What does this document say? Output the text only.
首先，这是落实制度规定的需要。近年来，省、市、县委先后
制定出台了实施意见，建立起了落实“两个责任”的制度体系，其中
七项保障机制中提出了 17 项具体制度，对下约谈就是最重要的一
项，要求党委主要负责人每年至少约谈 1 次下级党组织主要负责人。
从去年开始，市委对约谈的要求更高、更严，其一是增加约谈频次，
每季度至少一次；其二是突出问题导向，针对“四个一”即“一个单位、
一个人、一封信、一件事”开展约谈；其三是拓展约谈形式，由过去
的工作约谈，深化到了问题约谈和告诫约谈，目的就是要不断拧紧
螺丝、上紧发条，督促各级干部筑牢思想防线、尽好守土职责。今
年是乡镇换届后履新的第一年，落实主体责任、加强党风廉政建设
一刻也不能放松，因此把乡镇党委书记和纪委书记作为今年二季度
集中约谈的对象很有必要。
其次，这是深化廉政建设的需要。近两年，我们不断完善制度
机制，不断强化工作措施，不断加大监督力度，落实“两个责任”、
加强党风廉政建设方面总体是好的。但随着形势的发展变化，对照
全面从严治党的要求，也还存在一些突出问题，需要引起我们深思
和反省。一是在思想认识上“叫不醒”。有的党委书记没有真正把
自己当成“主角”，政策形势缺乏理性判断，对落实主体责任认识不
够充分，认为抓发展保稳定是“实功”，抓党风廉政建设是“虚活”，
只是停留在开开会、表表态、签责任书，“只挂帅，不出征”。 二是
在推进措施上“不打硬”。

#####

> **To do**:
Print out every entry, keeping each one exact.

> **Task response**:
What does this document say? Output the text only.
首先，这是落实制度规定的需要。近年来，省、市、县委先后
制定出台了实施意见，建立起了落实“两个责任”的制度体系，其中
七项保障机制中提出了 17 项具体制度，对下约谈就是最重要的一
项，要求党委主要负责人每年至少约谈 1 次下级党组织主要负责人。
从去年开始，市委对约谈的要求更高、更严，其一是增加约谈频次，
每季度至少一次；其二是突出问题导向，针对“四个一”即“一个单位、
一个人、一封信、一件事”开展约谈；其三是拓展约谈形式，由过去
的工作约谈，深化到了问题约谈和告诫约谈，目的就是要不断拧紧
螺丝、上紧发条，督促各级干部筑牢思想防线、尽好守土职责。今
年是乡镇换届后履新的第一年，落实主体责任、加强党风廉政建设
一刻也不能放松，因此把乡镇党委书记和纪委书记作为今年二季度
集中约谈的对象很有必要。
其次，这是深化廉政建设的需要。近两年，我们不断完善制度
机制，不断强化工作措施，不断加大监督力度，落实“两个责任”、
加强党风廉政建设方面总体是好的。但随着形势的发展变化，对照
全面从严治党的要求，也还存在一些突出问题，需要引起我们深思
和反省。一是在思想认识上“叫不醒”。有的党委书记没有真正把
自己当成“主角”，政策形势缺乏理性判断，对落实主体责任认识不
够充分，认为抓发展保稳定是“实功”，抓党风廉政建设是“虚活”，
只是停留在开开会、表表态、签责任书，“只挂帅，不出征”。 二是
在推进措施上“不打硬”。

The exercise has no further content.